Of all the lines in the material, how many include the word "name"? Give only the number.

Stored data:
————
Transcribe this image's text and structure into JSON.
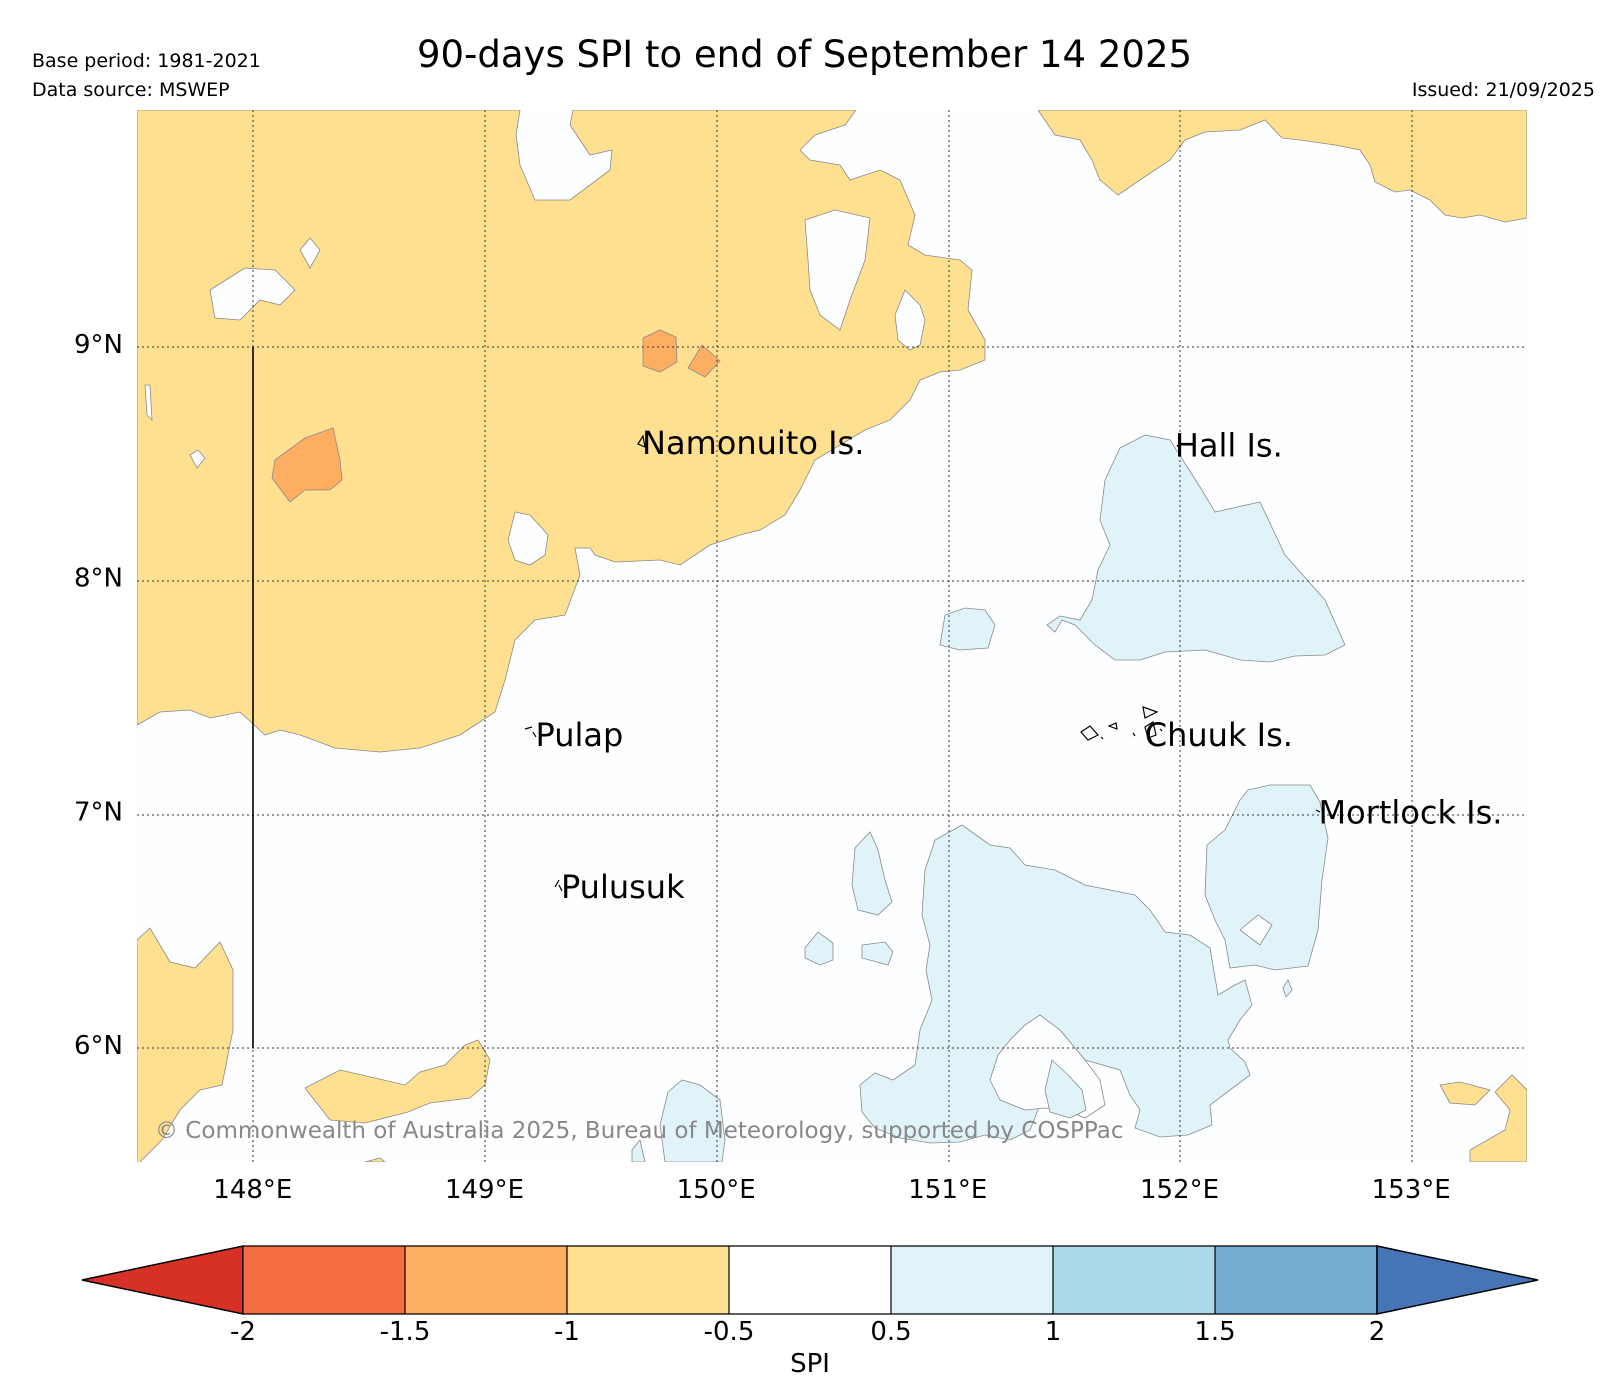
{
  "header": {
    "base_period": "Base period: 1981-2021",
    "data_source": "Data source: MSWEP",
    "title": "90-days SPI to end of September 14 2025",
    "issued": "Issued: 21/09/2025"
  },
  "map": {
    "extent": {
      "lon_min": 147.5,
      "lon_max": 153.5,
      "lat_min": 5.5,
      "lat_max": 10.0
    },
    "lat_ticks": [
      {
        "value": 9,
        "label": "9°N"
      },
      {
        "value": 8,
        "label": "8°N"
      },
      {
        "value": 7,
        "label": "7°N"
      },
      {
        "value": 6,
        "label": "6°N"
      }
    ],
    "lon_ticks": [
      {
        "value": 148,
        "label": "148°E"
      },
      {
        "value": 149,
        "label": "149°E"
      },
      {
        "value": 150,
        "label": "150°E"
      },
      {
        "value": 151,
        "label": "151°E"
      },
      {
        "value": 152,
        "label": "152°E"
      },
      {
        "value": 153,
        "label": "153°E"
      }
    ],
    "islands": [
      {
        "name": "Namonuito Is.",
        "lon": 149.68,
        "lat": 8.58
      },
      {
        "name": "Hall Is.",
        "lon": 151.98,
        "lat": 8.57
      },
      {
        "name": "Pulap",
        "lon": 149.22,
        "lat": 7.33
      },
      {
        "name": "Chuuk Is.",
        "lon": 151.85,
        "lat": 7.33
      },
      {
        "name": "Mortlock Is.",
        "lon": 152.6,
        "lat": 7.0
      },
      {
        "name": "Pulusuk",
        "lon": 149.33,
        "lat": 6.68
      }
    ],
    "copyright": "© Commonwealth of Australia 2025, Bureau of Meteorology, supported by COSPPac"
  },
  "colorbar": {
    "label": "SPI",
    "ticks": [
      "-2",
      "-1.5",
      "-1",
      "-0.5",
      "0.5",
      "1",
      "1.5",
      "2"
    ],
    "colors": {
      "below_min": "#d73027",
      "bins": [
        "#f46d43",
        "#fdae61",
        "#fee090",
        "#ffffff",
        "#e0f3f8",
        "#abd9e9",
        "#74add1"
      ],
      "above_max": "#4575b4"
    }
  }
}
————
**EXERCISE RESPONSE**:
6